■ **REQUIRED WORK**
Every line in the records below with the string "ylabel" is to be copied out.

[DATA LISTING Boundary: Start]

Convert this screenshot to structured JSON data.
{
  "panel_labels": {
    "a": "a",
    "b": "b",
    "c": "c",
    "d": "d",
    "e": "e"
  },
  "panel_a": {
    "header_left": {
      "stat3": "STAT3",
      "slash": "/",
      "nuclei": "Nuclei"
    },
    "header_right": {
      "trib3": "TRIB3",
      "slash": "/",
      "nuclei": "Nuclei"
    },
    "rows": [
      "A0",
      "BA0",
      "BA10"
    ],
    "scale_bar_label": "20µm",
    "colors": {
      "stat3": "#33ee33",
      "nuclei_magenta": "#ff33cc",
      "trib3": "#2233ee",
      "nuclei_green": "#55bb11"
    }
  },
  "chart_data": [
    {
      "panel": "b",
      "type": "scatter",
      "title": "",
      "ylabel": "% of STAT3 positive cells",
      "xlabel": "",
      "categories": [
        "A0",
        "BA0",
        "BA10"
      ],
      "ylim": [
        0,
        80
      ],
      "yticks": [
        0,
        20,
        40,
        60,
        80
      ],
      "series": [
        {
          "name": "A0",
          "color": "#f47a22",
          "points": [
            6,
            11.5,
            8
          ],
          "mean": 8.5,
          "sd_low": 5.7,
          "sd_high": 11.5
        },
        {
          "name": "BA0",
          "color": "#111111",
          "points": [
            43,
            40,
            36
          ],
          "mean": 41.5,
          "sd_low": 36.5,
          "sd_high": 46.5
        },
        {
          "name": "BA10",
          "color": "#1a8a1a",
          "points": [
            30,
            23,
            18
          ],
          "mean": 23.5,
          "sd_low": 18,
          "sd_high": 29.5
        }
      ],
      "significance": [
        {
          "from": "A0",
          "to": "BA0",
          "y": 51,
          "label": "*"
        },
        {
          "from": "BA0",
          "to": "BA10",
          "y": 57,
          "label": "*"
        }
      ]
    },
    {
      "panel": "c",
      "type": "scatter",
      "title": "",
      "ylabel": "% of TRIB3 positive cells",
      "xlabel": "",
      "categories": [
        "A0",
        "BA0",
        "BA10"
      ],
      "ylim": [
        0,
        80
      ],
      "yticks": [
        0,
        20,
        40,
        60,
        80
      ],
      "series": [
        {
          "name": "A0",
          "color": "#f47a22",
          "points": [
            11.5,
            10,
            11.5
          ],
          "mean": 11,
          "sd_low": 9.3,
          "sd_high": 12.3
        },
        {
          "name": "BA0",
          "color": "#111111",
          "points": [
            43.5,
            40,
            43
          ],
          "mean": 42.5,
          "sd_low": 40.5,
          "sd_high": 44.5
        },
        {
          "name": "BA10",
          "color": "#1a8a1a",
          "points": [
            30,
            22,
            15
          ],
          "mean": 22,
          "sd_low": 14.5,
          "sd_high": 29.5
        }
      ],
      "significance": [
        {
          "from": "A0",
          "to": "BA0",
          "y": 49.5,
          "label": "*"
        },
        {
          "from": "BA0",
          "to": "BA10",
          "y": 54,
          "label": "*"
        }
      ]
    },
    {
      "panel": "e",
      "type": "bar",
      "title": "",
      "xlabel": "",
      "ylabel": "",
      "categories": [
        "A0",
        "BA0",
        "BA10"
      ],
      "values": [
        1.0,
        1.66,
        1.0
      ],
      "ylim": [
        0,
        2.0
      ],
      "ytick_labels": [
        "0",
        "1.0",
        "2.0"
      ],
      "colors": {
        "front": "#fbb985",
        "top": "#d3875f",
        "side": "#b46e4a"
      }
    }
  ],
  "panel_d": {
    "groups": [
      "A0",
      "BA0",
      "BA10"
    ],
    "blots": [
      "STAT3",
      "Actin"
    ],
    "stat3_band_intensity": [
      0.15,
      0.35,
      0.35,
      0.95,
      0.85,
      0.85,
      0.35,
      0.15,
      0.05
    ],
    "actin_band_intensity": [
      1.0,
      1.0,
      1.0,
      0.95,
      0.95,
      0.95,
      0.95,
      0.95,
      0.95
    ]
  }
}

[DATA LISTING Boundary: End]

■ **SOLUTION TO THE EXERCISE**
      "ylabel": "% of STAT3 positive cells",
      "ylabel": "% of TRIB3 positive cells",
      "ylabel": "",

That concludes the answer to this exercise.